Restate the records below word for word, and omit the images they hold.

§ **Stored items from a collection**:
^^^^

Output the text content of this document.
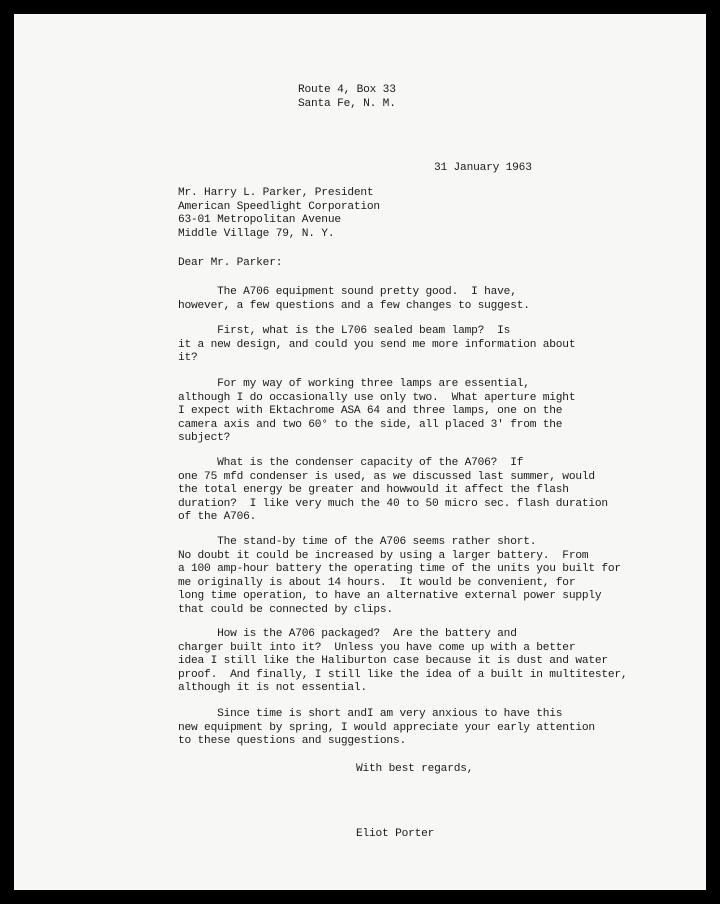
Route 4, Box 33
Santa Fe, N. M.
31 January 1963
Mr. Harry L. Parker, President
American Speedlight Corporation
63-01 Metropolitan Avenue
Middle Village 79, N. Y.
Dear Mr. Parker:
The A706 equipment sound pretty good.  I have,
however, a few questions and a few changes to suggest.
First, what is the L706 sealed beam lamp?  Is
it a new design, and could you send me more information about
it?
For my way of working three lamps are essential,
although I do occasionally use only two.  What aperture might
I expect with Ektachrome ASA 64 and three lamps, one on the
camera axis and two 60° to the side, all placed 3' from the
subject?
What is the condenser capacity of the A706?  If
one 75 mfd condenser is used, as we discussed last summer, would
the total energy be greater and howwould it affect the flash
duration?  I like very much the 40 to 50 micro sec. flash duration
of the A706.
The stand-by time of the A706 seems rather short.
No doubt it could be increased by using a larger battery.  From
a 100 amp-hour battery the operating time of the units you built for
me originally is about 14 hours.  It would be convenient, for
long time operation, to have an alternative external power supply
that could be connected by clips.
How is the A706 packaged?  Are the battery and
charger built into it?  Unless you have come up with a better
idea I still like the Haliburton case because it is dust and water
proof.  And finally, I still like the idea of a built in multitester,
although it is not essential.
Since time is short andI am very anxious to have this
new equipment by spring, I would appreciate your early attention
to these questions and suggestions.
With best regards,
Eliot Porter
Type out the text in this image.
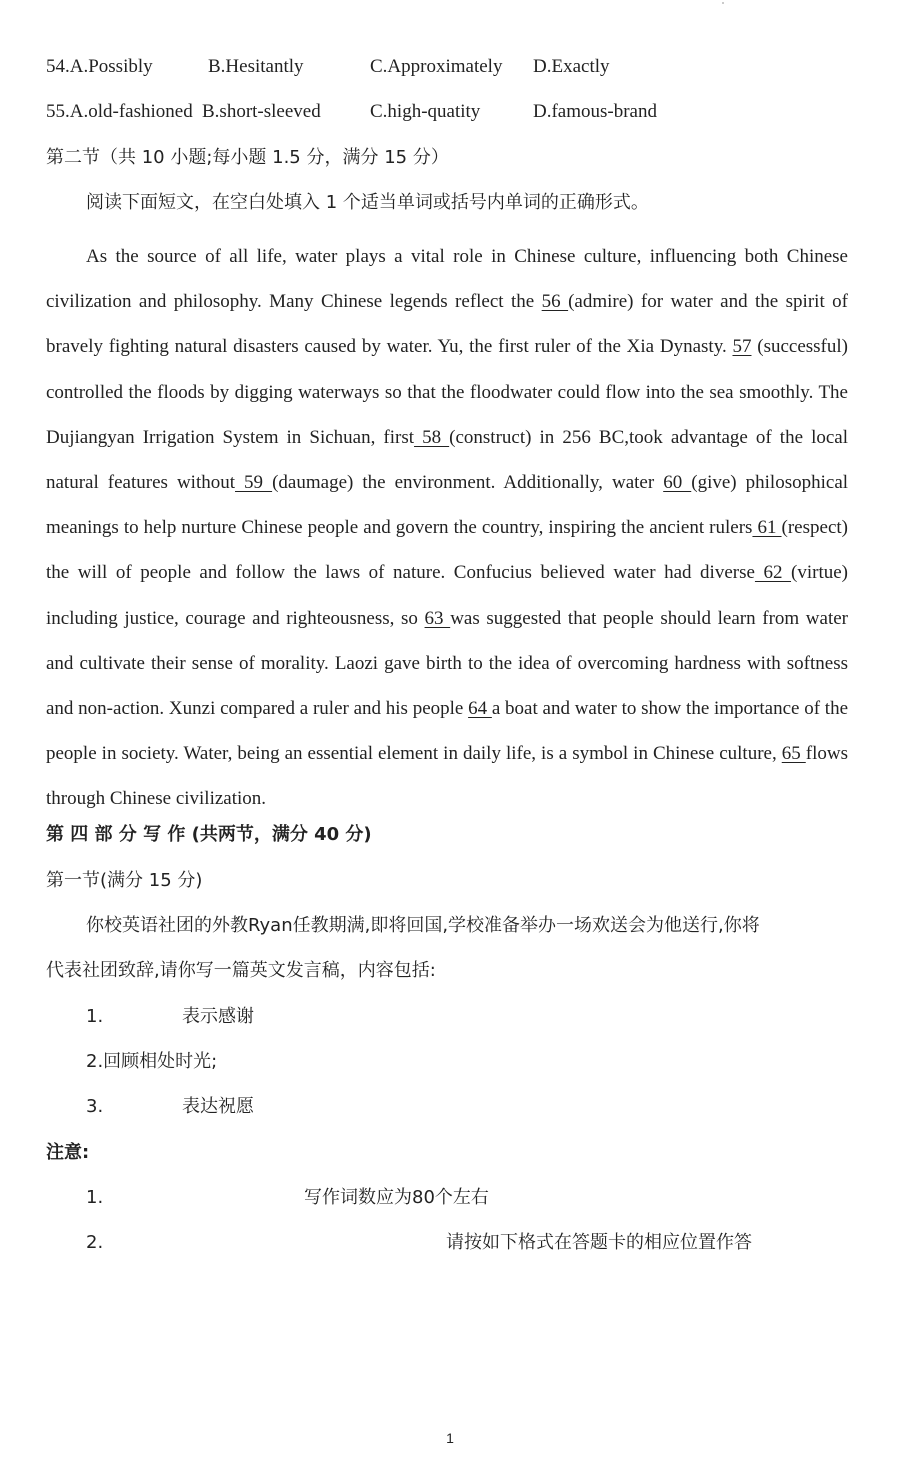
54.A.Possibly	B.Hesitantly	C.Approximately D.Exactly
55.A.old-fashioned B.short-sleeved	C.high-quatity	D.famous-brand
第二节（共 10 小题;每小题 1.5 分，满分 15 分）
阅读下面短文，在空白处填入 1 个适当单词或括号内单词的正确形式。
As the source of all life, water plays a vital role in Chinese culture, influencing both Chinese civilization and philosophy. Many Chinese legends reflect the 56 (admire) for water and the spirit of bravely fighting natural disasters caused by water. Yu, the first ruler of the Xia Dynasty. 57 (successful) controlled the floods by digging waterways so that the floodwater could flow into the sea smoothly. The Dujiangyan Irrigation System in Sichuan, first 58 (construct) in 256 BC,took advantage of the local natural features without 59 (daumage) the environment. Additionally, water 60 (give) philosophical meanings to help nurture Chinese people and govern the country, inspiring the ancient rulers 61 (respect) the will of people and follow the laws of nature. Confucius believed water had diverse 62 (virtue) including justice, courage and righteousness, so 63 was suggested that people should learn from water and cultivate their sense of morality. Laozi gave birth to the idea of overcoming hardness with softness and non-action. Xunzi compared a ruler and his people 64 a boat and water to show the importance of the people in society. Water, being an essential element in daily life, is a symbol in Chinese culture, 65 flows through Chinese civilization.
第 四 部 分 写 作 (共两节，满分 40 分)
第一节(满分 15 分)
你校英语社团的外教Ryan任教期满,即将回国,学校准备举办一场欢送会为他送行,你将
代表社团致辞,请你写一篇英文发言稿，内容包括:
1.	表示感谢
2.回顾相处时光;
3.	表达祝愿
注意:
1.	写作词数应为80个左右
2.	请按如下格式在答题卡的相应位置作答
1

^^^^

§ **FULL RESPONSE**:
Output the text content of this document.
Route 4, Box 33
Santa Fe, N. M.
31 January 1963
Mr. Harry L. Parker, President
American Speedlight Corporation
63-01 Metropolitan Avenue
Middle Village 79, N. Y.
Dear Mr. Parker:
The A706 equipment sound pretty good.  I have,
however, a few questions and a few changes to suggest.
First, what is the L706 sealed beam lamp?  Is
it a new design, and could you send me more information about
it?
For my way of working three lamps are essential,
although I do occasionally use only two.  What aperture might
I expect with Ektachrome ASA 64 and three lamps, one on the
camera axis and two 60° to the side, all placed 3' from the
subject?
What is the condenser capacity of the A706?  If
one 75 mfd condenser is used, as we discussed last summer, would
the total energy be greater and howwould it affect the flash
duration?  I like very much the 40 to 50 micro sec. flash duration
of the A706.
The stand-by time of the A706 seems rather short.
No doubt it could be increased by using a larger battery.  From
a 100 amp-hour battery the operating time of the units you built for
me originally is about 14 hours.  It would be convenient, for
long time operation, to have an alternative external power supply
that could be connected by clips.
How is the A706 packaged?  Are the battery and
charger built into it?  Unless you have come up with a better
idea I still like the Haliburton case because it is dust and water
proof.  And finally, I still like the idea of a built in multitester,
although it is not essential.
Since time is short andI am very anxious to have this
new equipment by spring, I would appreciate your early attention
to these questions and suggestions.
With best regards,
Eliot Porter
Type out the text in this image.
54.A.Possibly	B.Hesitantly	C.Approximately D.Exactly
55.A.old-fashioned B.short-sleeved	C.high-quatity	D.famous-brand
第二节（共 10 小题;每小题 1.5 分，满分 15 分）
阅读下面短文，在空白处填入 1 个适当单词或括号内单词的正确形式。
As the source of all life, water plays a vital role in Chinese culture, influencing both Chinese civilization and philosophy. Many Chinese legends reflect the 56 (admire) for water and the spirit of bravely fighting natural disasters caused by water. Yu, the first ruler of the Xia Dynasty. 57 (successful) controlled the floods by digging waterways so that the floodwater could flow into the sea smoothly. The Dujiangyan Irrigation System in Sichuan, first 58 (construct) in 256 BC,took advantage of the local natural features without 59 (daumage) the environment. Additionally, water 60 (give) philosophical meanings to help nurture Chinese people and govern the country, inspiring the ancient rulers 61 (respect) the will of people and follow the laws of nature. Confucius believed water had diverse 62 (virtue) including justice, courage and righteousness, so 63 was suggested that people should learn from water and cultivate their sense of morality. Laozi gave birth to the idea of overcoming hardness with softness and non-action. Xunzi compared a ruler and his people 64 a boat and water to show the importance of the people in society. Water, being an essential element in daily life, is a symbol in Chinese culture, 65 flows through Chinese civilization.
第 四 部 分 写 作 (共两节，满分 40 分)
第一节(满分 15 分)
你校英语社团的外教Ryan任教期满,即将回国,学校准备举办一场欢送会为他送行,你将
代表社团致辞,请你写一篇英文发言稿，内容包括:
1.	表示感谢
2.回顾相处时光;
3.	表达祝愿
注意:
1.	写作词数应为80个左右
2.	请按如下格式在答题卡的相应位置作答
1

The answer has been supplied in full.